- [DESCRIPTION OF THE TASK] Scan the entries below for the word "freezing". Copy each line that has it.

- [MATERIAL PROVIDED]
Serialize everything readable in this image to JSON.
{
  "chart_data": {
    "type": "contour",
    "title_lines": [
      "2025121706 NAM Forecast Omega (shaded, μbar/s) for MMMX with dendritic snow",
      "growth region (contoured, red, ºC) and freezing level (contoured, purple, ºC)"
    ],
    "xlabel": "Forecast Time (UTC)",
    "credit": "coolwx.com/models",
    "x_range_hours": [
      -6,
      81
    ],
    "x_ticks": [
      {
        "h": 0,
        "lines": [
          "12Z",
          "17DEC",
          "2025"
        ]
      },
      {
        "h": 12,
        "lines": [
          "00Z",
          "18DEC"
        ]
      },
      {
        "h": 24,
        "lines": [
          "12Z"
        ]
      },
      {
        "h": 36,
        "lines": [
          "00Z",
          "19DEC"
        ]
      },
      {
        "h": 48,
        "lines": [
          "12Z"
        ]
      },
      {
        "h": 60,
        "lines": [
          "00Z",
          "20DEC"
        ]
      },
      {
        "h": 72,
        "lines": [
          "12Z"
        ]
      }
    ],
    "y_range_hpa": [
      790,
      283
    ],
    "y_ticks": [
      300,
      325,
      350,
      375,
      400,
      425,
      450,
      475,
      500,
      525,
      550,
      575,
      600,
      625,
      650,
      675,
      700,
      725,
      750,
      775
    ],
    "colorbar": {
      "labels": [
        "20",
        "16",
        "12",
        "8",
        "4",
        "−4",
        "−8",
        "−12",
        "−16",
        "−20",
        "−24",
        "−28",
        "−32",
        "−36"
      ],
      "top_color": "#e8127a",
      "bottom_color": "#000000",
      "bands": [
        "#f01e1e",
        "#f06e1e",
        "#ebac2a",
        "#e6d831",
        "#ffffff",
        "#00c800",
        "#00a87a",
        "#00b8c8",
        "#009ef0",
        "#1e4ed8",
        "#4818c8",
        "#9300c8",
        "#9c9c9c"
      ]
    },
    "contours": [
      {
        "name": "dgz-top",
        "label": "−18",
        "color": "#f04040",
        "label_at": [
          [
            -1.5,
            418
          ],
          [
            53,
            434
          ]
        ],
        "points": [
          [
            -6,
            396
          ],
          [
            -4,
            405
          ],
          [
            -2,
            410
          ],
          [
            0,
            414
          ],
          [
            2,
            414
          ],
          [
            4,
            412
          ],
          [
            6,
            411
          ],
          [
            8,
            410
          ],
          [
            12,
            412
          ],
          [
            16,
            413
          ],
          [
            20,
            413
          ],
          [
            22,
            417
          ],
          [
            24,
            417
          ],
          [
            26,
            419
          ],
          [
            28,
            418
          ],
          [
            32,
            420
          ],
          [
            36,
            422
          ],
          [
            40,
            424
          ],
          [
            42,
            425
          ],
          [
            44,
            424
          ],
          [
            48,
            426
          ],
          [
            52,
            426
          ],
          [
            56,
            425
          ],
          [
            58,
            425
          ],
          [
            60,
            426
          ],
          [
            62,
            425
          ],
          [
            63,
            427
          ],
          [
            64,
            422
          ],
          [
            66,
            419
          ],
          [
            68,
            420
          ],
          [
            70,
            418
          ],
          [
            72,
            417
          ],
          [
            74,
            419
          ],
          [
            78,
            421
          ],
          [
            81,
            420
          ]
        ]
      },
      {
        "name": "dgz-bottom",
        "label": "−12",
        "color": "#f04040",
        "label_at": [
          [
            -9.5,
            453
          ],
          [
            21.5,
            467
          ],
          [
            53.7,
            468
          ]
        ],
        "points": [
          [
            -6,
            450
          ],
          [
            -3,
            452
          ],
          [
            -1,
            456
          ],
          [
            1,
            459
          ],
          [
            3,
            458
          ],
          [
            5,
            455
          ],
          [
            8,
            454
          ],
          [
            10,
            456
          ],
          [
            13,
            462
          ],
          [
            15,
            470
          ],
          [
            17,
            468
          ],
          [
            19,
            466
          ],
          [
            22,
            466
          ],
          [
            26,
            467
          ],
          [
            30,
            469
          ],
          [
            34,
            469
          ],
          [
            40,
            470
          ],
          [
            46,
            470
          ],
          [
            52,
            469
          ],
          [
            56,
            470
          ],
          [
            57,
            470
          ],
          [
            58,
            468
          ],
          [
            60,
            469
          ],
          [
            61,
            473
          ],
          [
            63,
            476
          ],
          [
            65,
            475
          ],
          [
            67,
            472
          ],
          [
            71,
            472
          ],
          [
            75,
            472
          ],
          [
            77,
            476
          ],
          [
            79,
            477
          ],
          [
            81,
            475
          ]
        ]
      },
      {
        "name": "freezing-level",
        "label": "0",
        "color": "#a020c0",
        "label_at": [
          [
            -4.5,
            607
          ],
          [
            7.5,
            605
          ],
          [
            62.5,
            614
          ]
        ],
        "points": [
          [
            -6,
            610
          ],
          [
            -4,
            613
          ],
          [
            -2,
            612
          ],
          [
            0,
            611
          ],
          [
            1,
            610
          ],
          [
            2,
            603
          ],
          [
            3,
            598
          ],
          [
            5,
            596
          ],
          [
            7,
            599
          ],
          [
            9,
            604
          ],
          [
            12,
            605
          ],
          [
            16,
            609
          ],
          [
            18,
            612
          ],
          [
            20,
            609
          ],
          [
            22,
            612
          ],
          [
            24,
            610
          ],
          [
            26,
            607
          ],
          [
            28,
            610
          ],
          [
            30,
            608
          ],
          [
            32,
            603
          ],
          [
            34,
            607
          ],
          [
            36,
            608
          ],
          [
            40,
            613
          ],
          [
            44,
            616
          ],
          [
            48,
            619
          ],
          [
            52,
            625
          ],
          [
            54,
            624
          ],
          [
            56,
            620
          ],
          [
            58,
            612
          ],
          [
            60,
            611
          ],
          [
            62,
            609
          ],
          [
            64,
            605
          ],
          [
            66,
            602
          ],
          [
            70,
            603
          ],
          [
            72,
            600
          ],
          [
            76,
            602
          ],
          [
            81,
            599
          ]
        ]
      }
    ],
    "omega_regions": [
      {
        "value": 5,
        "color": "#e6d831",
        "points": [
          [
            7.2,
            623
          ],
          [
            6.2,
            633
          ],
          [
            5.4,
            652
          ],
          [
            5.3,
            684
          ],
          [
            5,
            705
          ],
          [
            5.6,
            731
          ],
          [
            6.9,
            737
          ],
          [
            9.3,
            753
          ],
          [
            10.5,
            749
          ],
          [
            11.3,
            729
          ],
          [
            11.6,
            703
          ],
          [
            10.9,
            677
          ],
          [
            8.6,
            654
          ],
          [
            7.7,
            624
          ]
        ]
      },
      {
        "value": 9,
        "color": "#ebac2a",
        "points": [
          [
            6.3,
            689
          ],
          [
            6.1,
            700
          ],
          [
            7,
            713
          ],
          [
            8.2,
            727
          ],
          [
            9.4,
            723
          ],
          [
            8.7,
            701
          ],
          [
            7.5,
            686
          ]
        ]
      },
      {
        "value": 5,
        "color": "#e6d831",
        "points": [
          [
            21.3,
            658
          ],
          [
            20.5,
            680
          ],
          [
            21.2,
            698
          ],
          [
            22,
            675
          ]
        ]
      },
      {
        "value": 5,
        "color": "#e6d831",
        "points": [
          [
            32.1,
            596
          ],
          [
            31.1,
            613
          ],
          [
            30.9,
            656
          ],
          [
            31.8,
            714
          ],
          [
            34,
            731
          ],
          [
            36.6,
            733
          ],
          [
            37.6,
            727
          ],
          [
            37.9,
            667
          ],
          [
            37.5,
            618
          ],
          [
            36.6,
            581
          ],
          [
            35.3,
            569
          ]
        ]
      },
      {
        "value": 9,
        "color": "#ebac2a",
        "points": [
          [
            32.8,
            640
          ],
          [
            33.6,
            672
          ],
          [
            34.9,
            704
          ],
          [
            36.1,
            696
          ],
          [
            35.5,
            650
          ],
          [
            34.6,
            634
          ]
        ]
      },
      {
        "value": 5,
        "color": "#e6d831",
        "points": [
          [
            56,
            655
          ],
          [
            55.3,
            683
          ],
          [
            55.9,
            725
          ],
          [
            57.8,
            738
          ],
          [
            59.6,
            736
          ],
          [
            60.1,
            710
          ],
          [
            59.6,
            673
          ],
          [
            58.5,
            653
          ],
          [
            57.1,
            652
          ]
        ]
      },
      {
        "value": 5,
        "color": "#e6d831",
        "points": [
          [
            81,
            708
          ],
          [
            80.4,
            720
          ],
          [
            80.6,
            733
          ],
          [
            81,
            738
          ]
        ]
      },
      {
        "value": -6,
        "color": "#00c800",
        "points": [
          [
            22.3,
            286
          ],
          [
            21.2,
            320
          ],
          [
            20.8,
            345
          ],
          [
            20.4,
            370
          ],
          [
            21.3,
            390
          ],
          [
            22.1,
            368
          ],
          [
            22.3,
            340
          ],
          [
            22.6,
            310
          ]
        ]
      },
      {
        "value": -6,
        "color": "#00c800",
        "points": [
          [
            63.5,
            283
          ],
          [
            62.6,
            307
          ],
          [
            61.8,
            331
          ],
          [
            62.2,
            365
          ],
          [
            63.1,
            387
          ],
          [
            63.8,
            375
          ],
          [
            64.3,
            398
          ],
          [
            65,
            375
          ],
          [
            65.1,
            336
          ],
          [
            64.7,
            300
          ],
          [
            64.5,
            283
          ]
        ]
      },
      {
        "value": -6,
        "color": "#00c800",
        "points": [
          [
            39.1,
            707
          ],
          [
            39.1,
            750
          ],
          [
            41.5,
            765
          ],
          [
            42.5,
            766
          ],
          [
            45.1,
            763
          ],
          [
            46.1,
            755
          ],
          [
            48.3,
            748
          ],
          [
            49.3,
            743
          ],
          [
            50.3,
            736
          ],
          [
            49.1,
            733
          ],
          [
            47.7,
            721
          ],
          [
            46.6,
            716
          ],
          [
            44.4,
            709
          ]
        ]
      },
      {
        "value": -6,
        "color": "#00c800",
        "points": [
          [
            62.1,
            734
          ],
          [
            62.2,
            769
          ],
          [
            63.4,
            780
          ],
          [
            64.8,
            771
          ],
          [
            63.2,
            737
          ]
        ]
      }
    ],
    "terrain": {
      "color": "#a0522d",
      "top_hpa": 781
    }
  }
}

- [SOLUTION]
      "growth region (contoured, red, ºC) and freezing level (contoured, purple, ºC)"
        "name": "freezing-level",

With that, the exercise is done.